— Start —

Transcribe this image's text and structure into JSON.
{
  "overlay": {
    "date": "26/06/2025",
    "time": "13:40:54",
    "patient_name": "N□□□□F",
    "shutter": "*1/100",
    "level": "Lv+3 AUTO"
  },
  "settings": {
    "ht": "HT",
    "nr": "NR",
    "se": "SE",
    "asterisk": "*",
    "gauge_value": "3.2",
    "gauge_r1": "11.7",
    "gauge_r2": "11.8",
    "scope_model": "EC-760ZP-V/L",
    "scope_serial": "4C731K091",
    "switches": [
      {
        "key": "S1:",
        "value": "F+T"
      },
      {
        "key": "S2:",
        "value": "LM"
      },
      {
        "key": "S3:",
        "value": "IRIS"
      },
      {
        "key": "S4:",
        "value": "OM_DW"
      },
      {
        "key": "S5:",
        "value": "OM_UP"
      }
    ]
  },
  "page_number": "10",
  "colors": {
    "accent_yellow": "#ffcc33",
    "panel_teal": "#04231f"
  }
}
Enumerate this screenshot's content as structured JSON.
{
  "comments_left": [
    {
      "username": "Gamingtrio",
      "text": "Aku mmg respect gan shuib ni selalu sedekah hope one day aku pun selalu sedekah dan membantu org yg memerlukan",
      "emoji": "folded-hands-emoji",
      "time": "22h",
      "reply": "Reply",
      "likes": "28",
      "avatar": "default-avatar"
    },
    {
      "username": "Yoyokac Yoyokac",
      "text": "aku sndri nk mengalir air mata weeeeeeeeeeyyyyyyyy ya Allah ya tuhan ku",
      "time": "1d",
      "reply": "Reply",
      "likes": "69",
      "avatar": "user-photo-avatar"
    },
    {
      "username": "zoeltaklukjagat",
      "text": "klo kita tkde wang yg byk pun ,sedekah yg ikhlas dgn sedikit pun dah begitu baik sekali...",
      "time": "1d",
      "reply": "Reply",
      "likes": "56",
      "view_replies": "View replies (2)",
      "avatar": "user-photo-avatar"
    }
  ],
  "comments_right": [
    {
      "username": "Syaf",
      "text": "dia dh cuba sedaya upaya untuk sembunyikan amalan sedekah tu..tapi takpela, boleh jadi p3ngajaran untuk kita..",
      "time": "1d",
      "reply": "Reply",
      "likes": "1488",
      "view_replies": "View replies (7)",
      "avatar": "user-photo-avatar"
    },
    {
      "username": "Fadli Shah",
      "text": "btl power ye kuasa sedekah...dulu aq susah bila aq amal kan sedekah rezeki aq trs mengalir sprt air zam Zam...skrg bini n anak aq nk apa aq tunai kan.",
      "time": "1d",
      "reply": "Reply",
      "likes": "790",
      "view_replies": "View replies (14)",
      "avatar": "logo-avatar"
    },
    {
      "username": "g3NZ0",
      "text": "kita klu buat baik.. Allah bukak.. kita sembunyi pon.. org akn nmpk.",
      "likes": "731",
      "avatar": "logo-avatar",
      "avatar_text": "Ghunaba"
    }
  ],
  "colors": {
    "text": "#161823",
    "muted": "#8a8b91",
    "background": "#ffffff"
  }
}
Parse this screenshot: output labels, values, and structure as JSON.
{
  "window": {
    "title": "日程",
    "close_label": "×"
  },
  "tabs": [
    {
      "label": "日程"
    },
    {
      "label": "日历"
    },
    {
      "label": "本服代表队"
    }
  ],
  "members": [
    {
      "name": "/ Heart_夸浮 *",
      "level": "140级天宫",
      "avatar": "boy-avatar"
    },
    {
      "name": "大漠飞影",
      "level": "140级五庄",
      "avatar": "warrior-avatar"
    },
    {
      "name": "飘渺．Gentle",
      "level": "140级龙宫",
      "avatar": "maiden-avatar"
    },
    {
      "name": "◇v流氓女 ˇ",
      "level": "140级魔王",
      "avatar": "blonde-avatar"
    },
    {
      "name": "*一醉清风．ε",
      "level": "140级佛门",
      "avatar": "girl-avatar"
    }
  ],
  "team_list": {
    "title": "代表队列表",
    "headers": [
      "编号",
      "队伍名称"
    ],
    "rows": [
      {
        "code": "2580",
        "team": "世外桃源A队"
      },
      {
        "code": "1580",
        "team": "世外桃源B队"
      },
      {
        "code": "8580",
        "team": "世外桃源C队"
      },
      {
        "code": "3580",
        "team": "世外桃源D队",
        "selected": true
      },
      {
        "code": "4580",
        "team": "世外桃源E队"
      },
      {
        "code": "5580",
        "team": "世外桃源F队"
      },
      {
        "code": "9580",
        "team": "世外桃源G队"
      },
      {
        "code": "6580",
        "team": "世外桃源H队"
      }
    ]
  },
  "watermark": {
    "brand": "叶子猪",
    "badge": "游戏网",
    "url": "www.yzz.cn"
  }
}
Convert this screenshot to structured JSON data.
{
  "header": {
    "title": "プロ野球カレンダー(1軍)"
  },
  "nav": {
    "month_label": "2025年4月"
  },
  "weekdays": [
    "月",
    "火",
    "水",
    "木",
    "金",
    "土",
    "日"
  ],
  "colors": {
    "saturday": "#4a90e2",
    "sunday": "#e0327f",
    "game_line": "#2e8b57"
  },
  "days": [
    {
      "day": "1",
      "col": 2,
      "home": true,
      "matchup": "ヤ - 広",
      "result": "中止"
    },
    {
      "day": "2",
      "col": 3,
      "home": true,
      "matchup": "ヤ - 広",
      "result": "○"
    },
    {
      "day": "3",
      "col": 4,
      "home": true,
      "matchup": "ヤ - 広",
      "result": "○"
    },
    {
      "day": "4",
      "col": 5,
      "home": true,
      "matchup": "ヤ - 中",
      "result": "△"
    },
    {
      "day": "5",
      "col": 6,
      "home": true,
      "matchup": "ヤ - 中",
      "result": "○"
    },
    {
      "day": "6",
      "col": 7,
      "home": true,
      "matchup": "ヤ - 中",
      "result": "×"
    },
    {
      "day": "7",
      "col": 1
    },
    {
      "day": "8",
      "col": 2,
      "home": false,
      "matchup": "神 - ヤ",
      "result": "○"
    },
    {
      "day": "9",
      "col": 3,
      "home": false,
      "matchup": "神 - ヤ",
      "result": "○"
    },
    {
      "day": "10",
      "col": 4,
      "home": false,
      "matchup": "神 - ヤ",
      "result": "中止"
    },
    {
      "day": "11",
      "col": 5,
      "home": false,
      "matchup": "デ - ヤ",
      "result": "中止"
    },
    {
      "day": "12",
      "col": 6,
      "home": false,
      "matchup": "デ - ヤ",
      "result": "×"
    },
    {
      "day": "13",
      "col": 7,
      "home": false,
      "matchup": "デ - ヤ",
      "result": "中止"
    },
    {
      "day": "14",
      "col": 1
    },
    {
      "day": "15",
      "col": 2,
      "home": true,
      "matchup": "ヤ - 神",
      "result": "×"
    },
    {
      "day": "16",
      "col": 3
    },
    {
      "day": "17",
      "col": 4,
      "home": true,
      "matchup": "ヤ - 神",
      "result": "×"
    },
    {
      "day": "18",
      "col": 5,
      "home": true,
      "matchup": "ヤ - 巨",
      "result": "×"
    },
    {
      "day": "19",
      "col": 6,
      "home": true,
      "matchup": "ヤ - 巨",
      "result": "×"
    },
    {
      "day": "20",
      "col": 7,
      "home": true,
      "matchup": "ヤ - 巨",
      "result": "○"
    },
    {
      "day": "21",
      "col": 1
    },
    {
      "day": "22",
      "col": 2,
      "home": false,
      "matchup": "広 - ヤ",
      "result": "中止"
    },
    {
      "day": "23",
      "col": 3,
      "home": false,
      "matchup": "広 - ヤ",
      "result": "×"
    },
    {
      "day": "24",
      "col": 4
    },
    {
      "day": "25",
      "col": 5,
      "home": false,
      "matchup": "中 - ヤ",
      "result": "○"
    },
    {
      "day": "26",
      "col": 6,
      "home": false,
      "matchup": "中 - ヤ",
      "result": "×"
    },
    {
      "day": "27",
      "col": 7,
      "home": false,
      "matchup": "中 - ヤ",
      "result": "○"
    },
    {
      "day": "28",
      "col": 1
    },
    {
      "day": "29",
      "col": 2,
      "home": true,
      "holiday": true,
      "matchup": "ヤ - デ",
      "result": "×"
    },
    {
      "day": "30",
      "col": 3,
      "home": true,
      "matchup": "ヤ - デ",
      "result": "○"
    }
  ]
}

— End —

What you need to do =>
Show every line in the records above that contains the word "mengalir".

Answer to this problem =>
      "text": "aku sndri nk mengalir air mata weeeeeeeeeeyyyyyyyy ya Allah ya tuhan ku",
      "text": "btl power ye kuasa sedekah...dulu aq susah bila aq amal kan sedekah rezeki aq trs mengalir sprt air zam Zam...skrg bini n anak aq nk apa aq tunai kan.",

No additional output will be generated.